SOURCE EXTRACT
· · · · · · ·
You know sugar can make you pack on the pounds, isn’t great for your skin or your teeth and offers little in the way of nutritional value. But does it cause cancer?

We checked in with Jorge J. Nieva, MD, associate professor of clinical medicine at the USC Norris Comprehensive Cancer Center of Keck Medicine of USC for the answer.

Does Sugar Cause Cancer?

It’s not time to panic just yet, sugarholics. While Dr. Nieva decidedly does not give eating sugar a green light, he says that it’s a myth that eating too much will cause cancer. He explains, “Cancer is not touching the sugar that’s in your stomach, it’s touching the sugar that’s in your bloodstream.” For most of us, that amount doesn’t change, even if you binge on cupcakes, chocolate, or jellybeans. “The amount of sugar that’s in your blood stream is tightly regulated by your pancreas and that stays in the range of about 80 to 120 most of the time, regardless of what you eat,” he says. So even if you do indulge in that piece of chocolate cake, your blood sugar levels won’t change dramatically. (One caveat: If you have diabetes, your diet does have a direct affect on your blood sugar levels, which is why regular monitoring is important.)
· · · · · · ·
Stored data
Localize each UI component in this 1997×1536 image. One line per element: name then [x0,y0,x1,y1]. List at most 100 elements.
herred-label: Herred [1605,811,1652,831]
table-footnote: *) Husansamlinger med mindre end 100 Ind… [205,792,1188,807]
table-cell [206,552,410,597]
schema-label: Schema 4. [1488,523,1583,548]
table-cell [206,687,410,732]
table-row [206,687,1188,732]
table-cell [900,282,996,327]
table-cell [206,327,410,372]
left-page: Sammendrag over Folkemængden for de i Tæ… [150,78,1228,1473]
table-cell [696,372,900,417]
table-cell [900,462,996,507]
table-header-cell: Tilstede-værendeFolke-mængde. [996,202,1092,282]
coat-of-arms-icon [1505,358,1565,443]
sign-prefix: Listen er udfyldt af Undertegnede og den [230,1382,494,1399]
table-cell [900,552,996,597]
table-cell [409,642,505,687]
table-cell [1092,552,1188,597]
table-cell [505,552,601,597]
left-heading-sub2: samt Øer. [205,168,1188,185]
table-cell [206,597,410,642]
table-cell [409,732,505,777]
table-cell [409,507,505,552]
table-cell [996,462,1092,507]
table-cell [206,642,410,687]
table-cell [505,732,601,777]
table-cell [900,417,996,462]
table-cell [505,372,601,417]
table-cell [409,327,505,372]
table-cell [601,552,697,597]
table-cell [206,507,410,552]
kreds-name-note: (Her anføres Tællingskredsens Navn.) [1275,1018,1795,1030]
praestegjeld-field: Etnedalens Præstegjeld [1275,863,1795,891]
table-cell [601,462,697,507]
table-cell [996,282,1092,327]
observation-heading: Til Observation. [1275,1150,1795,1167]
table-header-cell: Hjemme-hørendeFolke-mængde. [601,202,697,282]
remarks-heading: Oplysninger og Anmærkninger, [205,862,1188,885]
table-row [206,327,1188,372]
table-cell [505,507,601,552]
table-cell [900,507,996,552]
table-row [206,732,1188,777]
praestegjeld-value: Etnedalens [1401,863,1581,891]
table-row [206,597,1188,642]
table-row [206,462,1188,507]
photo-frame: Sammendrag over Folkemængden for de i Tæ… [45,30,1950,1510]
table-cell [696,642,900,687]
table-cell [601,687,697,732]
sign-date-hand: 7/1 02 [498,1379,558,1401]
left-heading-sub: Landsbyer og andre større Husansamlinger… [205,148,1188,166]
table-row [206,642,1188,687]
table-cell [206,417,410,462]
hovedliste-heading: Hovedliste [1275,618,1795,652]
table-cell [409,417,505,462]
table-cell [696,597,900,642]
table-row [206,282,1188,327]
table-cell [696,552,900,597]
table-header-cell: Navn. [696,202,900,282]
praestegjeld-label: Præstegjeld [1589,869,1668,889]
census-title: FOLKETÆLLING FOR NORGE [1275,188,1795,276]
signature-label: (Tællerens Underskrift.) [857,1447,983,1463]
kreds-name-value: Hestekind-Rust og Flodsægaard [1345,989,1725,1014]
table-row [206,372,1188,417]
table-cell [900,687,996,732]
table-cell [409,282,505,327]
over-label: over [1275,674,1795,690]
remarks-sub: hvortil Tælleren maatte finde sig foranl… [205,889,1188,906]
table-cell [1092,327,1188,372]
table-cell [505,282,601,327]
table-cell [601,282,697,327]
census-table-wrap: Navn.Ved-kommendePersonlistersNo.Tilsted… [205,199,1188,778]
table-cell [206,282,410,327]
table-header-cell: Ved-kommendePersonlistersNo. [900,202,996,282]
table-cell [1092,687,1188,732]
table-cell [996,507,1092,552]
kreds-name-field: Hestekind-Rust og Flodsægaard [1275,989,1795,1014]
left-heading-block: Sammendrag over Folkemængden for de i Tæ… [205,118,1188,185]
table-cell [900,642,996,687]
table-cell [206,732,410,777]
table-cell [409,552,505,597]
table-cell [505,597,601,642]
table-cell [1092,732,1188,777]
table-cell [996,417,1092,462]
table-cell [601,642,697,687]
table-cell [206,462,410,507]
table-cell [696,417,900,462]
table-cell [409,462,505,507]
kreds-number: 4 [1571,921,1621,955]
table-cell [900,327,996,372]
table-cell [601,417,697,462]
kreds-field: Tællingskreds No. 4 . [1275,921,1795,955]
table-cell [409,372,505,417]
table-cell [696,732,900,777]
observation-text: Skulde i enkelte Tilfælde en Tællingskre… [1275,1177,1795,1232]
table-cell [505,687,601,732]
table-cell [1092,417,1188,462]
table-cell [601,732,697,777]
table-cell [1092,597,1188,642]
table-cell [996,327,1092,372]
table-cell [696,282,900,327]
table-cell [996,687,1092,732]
· · · · · · ·
ASSIGNED TASK A
Answer these questions from the article on sugar and cancer:
(i) What position does Jorge J. Nieva hold?
(ii) According to Dr. Nieva, which organ tightly regulates the amount of sugar in the bloodstream?
(iii) For which group of people does the article say diet directly affects blood sugar levels?
ASSIGNED TASK B
Pick up the article on sugar and cancer after its last sentence and continue it.
The items are separate material and are not part of the article on sugar and cancer.

ANSWER SECTION A
(i) He is an associate professor of clinical medicine at the USC Norris Comprehensive Cancer Center of Keck Medicine of USC.
(ii) The pancreas.
(iii) People who have diabetes.

ANSWER SECTION B
Some patients who have already developed advanced cancer have also subscribed to the thought that once they have cancer sugar must especially be avoided — which is a myth. This belief is problematic because many cancer patients have trouble with too much weight loss and they already don’t consume enough calories in their diet. These patients are literally starving, and it’s not the time to restrict their diet, which will only make their weight loss, muscle atrophy and overall weakness worse.

But Don’t Break out the Rainbow Sprinkles…

Sugar isn’t off the hook completely. While eating more sugar in and of itself doesn’t cause cancer, eating too much of it can make you pack on the pounds. Being obese does increase your risk for certain cancers, including breast cancer, as does being diabetic, which is also more likely if you are overweight.

If you’re reaching for that donut for breakfast instead of a fiber-packed bowl of oatmeal topped with fresh berries, morning after morning, clearly that’s not good for you either. There is ample evidence that following a Mediterranean diet with plenty of whole grains, fruits and veggies and healthy fats can cut your cancer risk.

How Can You Cut Your Risk of Cancer?

Many, but certainly not all cancers, are the result of lifestyle choices. The best ways to reduce your risk of cancer and stay healthy overall is to not smoke, stay active and eat a healthy diet. Treatments are more affective the earlier the cancer is caught so you should be proactive about getting appropriate screening tests for your age, gender and family history.

If you’re in the Southern California area and are in search of a cancer specialist, call (800)USC-CARE (800-872-2273) or visit www.cancer.keckmedicine.org/request-an-appointment/ to schedule an appointment.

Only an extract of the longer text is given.